__Document__
# Boarding Kennels?



## CherryCola (Apr 24, 2006)

Well, I'm going away (to Cornwall!!







) for a week. I leave on Saturday.. I'm really looking forward to it..

Except that I can't take Cherry with me







I am going to miss her sooooo much. I spend everyday with her. She is my best friend. 

I've booked her into a boarding kennel, she goes in Friday afternoon. She's not going to be alone as my Mum's Border Collie will be in the same kennel as her and they love each other. I'm just worried. Really worried about leaving her with strangers for a week. Worried that she'll think that I've abandoned her.. Maybe it's just me being paranoid.. I have issues of my own and my dog is my one stable thing, the one thing that keeps me going, I need her. I paid extra so that she's in the 'luxury kennel' for my own peace of mind more than anything. 

So what I really wanted was to hear was your positive experiences with boarding your dog/s. Did they enjoy it? Did they come back to you looking as happy as they did when they went in? Ect. Ect. 

Thanks so much!


----------



## littledmc17 (Apr 9, 2008)

Hopefully she will. Maybe the Kennels in England are better then in Massachusetts. 
When we went to the Bahmas for my sisters wedding we put Brady and Missy in a kennel for a week (1st time Brady was away from me for more than a day. 
I was not happy at all his lips were chapped and red. He had a reaction to cleaning products they used (big sore on his testicles)
and Brady would Not look at me for 2 days. I basically cried for 2 days straight. Next time we go away either they come or I get a cerified bonded pet sitter to stay at the house.


----------



## Shugmort (Aug 8, 2006)

I've boarded my dogs when I've been away and luckily have always had a positive experience. I checked out the facility before bringing them the first time, toured the kennels, made sure they were clean and met the people working there from the kids doing the "grunt" work to the groomer, etc. I also got recommendations from others who had taken their dogs there and were happy. 

I was a wreck the first time I took Rascal there, sure that he would never forgive me as he was a complete mama's boy. He did fine, was happy to see me and ecstatic to get back home! I probably boarded him about 8-10 times in his life and he never showed any anxiety when he went back so I took that as a sign that he didn't mind it too much.

As long as you checked out the facility (which I'm sure you did) I'm sure Cherry will do fine! 

By the way, I always bring my own food, treats and toys for my dogs so there is no change in their diet and they have some familiar items with them. Not sure if having their own toys help but it makes me feel better! 

Have a great vacation and try not to worry too much, I'm sure Cherry will do great.


----------



## littledmc17 (Apr 9, 2008)

I did everything Sam123 did
I personally think My dogs hated it becuse they went from 2+ acres to a box and it wasn't fair to them. 
I am sure your dog will be fine


----------



## gagsd (Apr 24, 2003)

If you have not, I would go, take your dog, and meet the kennel attendant beforehand.

__Short exercise 1__
Rewrite the paragraph of the boarding kennel thread that begins "I've boarded my dogs when I've been away" in a shorter form, keeping its main facts.
__Short exercise 2__
Transcribe everything in the boarding kennel thread from "As long as you" down to "will do great.".

__Given information__
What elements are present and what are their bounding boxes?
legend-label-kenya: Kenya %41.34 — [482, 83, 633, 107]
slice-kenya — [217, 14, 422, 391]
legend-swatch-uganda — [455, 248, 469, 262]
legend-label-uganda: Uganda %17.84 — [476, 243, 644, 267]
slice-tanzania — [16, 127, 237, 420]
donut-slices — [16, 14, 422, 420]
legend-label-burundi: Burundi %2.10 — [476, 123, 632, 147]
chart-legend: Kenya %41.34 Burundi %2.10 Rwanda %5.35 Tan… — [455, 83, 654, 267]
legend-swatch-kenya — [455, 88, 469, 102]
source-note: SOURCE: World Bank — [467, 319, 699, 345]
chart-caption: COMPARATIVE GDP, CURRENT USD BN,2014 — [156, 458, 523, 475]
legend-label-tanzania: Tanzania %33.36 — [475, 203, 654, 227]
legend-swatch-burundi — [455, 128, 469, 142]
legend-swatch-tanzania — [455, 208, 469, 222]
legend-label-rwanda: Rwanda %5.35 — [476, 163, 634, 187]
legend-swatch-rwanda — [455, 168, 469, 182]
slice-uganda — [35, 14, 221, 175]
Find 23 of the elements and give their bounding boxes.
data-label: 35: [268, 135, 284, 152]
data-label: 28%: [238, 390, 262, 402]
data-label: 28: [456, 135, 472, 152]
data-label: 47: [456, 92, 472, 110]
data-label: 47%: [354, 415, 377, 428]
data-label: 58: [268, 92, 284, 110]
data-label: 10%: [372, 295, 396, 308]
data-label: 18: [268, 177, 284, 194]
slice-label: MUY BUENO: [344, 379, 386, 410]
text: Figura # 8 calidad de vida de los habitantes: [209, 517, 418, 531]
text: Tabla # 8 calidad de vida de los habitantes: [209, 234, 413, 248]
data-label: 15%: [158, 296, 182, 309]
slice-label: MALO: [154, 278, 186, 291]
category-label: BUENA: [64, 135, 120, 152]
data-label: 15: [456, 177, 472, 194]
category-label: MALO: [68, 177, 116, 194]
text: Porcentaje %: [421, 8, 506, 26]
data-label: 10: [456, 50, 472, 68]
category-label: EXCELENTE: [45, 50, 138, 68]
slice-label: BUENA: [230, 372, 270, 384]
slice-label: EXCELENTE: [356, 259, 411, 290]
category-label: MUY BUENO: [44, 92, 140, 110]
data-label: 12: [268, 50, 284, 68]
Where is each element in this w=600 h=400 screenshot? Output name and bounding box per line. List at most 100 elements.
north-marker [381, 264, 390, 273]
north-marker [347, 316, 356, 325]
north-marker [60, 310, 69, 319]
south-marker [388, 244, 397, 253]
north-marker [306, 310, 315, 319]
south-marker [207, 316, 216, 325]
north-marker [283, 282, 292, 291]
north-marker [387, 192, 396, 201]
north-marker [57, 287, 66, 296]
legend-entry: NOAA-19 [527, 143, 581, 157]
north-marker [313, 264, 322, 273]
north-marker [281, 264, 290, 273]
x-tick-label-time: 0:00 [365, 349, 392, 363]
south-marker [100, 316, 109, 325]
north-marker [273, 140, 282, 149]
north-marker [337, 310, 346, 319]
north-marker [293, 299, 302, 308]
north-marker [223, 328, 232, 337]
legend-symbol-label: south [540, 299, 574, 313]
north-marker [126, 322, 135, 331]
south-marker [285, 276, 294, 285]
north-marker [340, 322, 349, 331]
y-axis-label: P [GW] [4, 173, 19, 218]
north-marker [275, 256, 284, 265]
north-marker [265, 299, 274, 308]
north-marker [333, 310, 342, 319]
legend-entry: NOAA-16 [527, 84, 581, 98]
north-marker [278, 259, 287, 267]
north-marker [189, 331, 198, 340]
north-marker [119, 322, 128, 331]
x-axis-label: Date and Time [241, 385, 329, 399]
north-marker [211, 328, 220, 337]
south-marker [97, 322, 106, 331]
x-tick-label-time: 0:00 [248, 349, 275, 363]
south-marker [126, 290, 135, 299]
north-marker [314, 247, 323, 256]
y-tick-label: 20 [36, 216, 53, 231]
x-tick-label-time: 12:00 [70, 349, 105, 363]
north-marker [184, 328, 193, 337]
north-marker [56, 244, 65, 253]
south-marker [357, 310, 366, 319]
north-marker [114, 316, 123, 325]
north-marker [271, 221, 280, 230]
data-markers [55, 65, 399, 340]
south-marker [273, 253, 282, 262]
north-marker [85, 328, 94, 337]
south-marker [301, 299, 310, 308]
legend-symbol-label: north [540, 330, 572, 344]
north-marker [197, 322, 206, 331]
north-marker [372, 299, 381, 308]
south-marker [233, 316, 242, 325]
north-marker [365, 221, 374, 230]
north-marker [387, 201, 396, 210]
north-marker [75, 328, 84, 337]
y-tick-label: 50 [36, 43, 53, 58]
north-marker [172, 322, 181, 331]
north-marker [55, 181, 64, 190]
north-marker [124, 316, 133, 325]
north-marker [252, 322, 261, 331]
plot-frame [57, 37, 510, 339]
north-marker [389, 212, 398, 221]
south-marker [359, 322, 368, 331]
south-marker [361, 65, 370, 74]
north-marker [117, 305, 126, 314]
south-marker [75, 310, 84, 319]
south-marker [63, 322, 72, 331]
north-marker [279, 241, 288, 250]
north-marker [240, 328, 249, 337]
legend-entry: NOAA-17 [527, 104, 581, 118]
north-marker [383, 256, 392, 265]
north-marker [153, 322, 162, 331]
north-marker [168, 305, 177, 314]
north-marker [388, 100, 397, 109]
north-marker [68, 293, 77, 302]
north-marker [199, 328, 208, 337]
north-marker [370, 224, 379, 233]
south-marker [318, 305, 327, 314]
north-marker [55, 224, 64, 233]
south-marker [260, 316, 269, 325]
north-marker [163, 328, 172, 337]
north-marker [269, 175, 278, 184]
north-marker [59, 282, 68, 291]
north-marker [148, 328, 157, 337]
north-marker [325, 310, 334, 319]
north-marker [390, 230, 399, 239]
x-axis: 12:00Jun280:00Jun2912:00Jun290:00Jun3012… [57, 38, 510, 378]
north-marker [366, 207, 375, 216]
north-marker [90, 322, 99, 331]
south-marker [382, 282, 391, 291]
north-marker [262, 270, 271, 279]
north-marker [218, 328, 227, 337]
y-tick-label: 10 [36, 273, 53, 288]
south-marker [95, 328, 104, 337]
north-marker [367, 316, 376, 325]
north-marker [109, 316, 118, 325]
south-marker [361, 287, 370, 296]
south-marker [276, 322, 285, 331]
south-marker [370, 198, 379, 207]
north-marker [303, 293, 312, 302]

__Complete output 1__
The poster has boarded their dogs while away and has always had a good experience. Before the first stay, they visited the facility, toured the kennels to confirm they were clean, and met the staff, from the kids doing the "grunt" work to the groomer. They also got recommendations from other people who had taken their dogs there and were happy.

__Complete output 2__
As long as you checked out the facility (which I'm sure you did) I'm sure Cherry will do fine! 

By the way, I always bring my own food, treats and toys for my dogs so there is no change in their diet and they have some familiar items with them. Not sure if having their own toys help but it makes me feel better! 

Have a great vacation and try not to worry too much, I'm sure Cherry will do great.